◆ **EXERCISE AIM**
Copy every line that mentions the word "不符合性状分离的概念".

◆ **THE INPUT**

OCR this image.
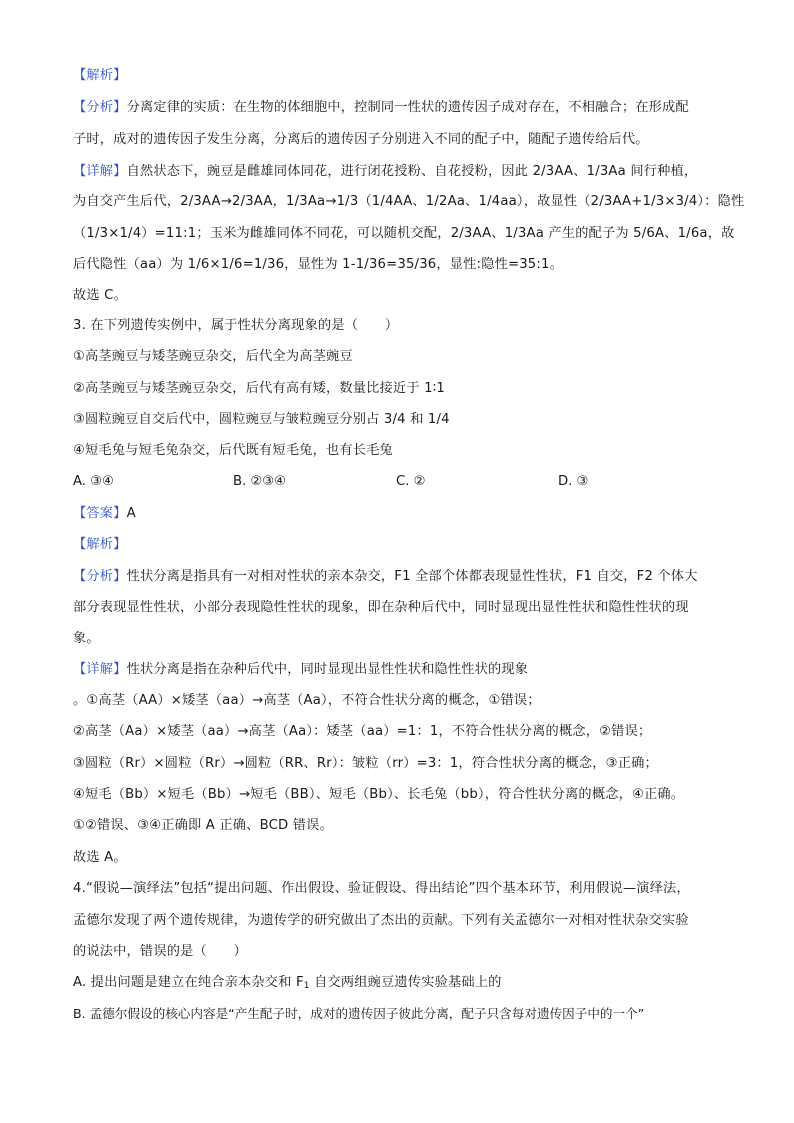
【解析】
【分析】分离定律的实质：在生物的体细胞中，控制同一性状的遗传因子成对存在，不相融合；在形成配
子时，成对的遗传因子发生分离，分离后的遗传因子分别进入不同的配子中，随配子遗传给后代。
【详解】自然状态下，豌豆是雌雄同体同花，进行闭花授粉、自花授粉，因此 2/3AA、1/3Aa 间行种植，
为自交产生后代，2/3AA→2/3AA，1/3Aa→1/3（1/4AA、1/2Aa、1/4aa），故显性（2/3AA+1/3×3/4）：隐性
（1/3×1/4）=11:1；玉米为雌雄同体不同花，可以随机交配，2/3AA、1/3Aa 产生的配子为 5/6A、1/6a，故
后代隐性（aa）为 1/6×1/6=1/36，显性为 1-1/36=35/36，显性:隐性=35:1。
故选 C。
3. 在下列遗传实例中，属于性状分离现象的是（　　）
①高茎豌豆与矮茎豌豆杂交，后代全为高茎豌豆
②高茎豌豆与矮茎豌豆杂交，后代有高有矮，数量比接近于 1∶1
③圆粒豌豆自交后代中，圆粒豌豆与皱粒豌豆分别占 3/4 和 1/4
④短毛兔与短毛兔杂交，后代既有短毛兔，也有长毛兔
A. ③④	B. ②③④	C. ②	D. ③
【答案】A
【解析】
【分析】性状分离是指具有一对相对性状的亲本杂交，F1 全部个体都表现显性性状，F1 自交，F2 个体大
部分表现显性性状，小部分表现隐性性状的现象，即在杂种后代中，同时显现出显性性状和隐性性状的现
象。
【详解】性状分离是指在杂种后代中，同时显现出显性性状和隐性性状的现象
。①高茎（AA）×矮茎（aa）→高茎（Aa），不符合性状分离的概念，①错误；
②高茎（Aa）×矮茎（aa）→高茎（Aa）：矮茎（aa）=1：1，不符合性状分离的概念，②错误；
③圆粒（Rr）×圆粒（Rr）→圆粒（RR、Rr）：皱粒（rr）=3：1，符合性状分离的概念，③正确；
④短毛（Bb）×短毛（Bb）→短毛（BB）、短毛（Bb）、长毛兔（bb），符合性状分离的概念，④正确。
①②错误、③④正确即 A 正确、BCD 错误。
故选 A。
4.“假说—演绎法”包括“提出问题、作出假设、验证假设、得出结论”四个基本环节，利用假说—演绎法，
孟德尔发现了两个遗传规律，为遗传学的研究做出了杰出的贡献。下列有关孟德尔一对相对性状杂交实验
的说法中，错误的是（　　）
A. 提出问题是建立在纯合亲本杂交和 $F_1$ 自交两组豌豆遗传实验基础上的
B. 孟德尔假设的核心内容是“产生配子时，成对的遗传因子彼此分离，配子只含每对遗传因子中的一个”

◆ **OUTPUT FOR THIS TASK**
。①高茎（AA）×矮茎（aa）→高茎（Aa），不符合性状分离的概念，①错误；
②高茎（Aa）×矮茎（aa）→高茎（Aa）：矮茎（aa）=1：1，不符合性状分离的概念，②错误；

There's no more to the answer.